--- start of Excerpted data ---

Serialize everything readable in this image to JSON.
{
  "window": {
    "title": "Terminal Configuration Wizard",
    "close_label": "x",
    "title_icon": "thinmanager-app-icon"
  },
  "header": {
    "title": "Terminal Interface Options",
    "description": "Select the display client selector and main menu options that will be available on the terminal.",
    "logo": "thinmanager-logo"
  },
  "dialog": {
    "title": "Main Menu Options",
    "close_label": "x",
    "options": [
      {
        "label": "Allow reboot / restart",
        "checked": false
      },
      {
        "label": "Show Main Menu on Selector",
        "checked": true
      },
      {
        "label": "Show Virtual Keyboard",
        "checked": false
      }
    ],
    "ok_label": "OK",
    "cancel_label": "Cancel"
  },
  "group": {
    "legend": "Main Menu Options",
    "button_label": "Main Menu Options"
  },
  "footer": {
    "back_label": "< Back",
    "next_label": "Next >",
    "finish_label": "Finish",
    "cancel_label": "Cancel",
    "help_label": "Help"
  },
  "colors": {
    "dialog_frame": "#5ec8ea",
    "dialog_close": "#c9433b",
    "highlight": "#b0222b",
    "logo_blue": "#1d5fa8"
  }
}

--- end of Excerpted data ---

*The task:*
Extract all of the material exactly as it is written.

*Exercise result:*
Serialize everything readable in this image to JSON.
{
  "window": {
    "title": "Terminal Configuration Wizard",
    "close_label": "x",
    "title_icon": "thinmanager-app-icon"
  },
  "header": {
    "title": "Terminal Interface Options",
    "description": "Select the display client selector and main menu options that will be available on the terminal.",
    "logo": "thinmanager-logo"
  },
  "dialog": {
    "title": "Main Menu Options",
    "close_label": "x",
    "options": [
      {
        "label": "Allow reboot / restart",
        "checked": false
      },
      {
        "label": "Show Main Menu on Selector",
        "checked": true
      },
      {
        "label": "Show Virtual Keyboard",
        "checked": false
      }
    ],
    "ok_label": "OK",
    "cancel_label": "Cancel"
  },
  "group": {
    "legend": "Main Menu Options",
    "button_label": "Main Menu Options"
  },
  "footer": {
    "back_label": "< Back",
    "next_label": "Next >",
    "finish_label": "Finish",
    "cancel_label": "Cancel",
    "help_label": "Help"
  },
  "colors": {
    "dialog_frame": "#5ec8ea",
    "dialog_close": "#c9433b",
    "highlight": "#b0222b",
    "logo_blue": "#1d5fa8"
  }
}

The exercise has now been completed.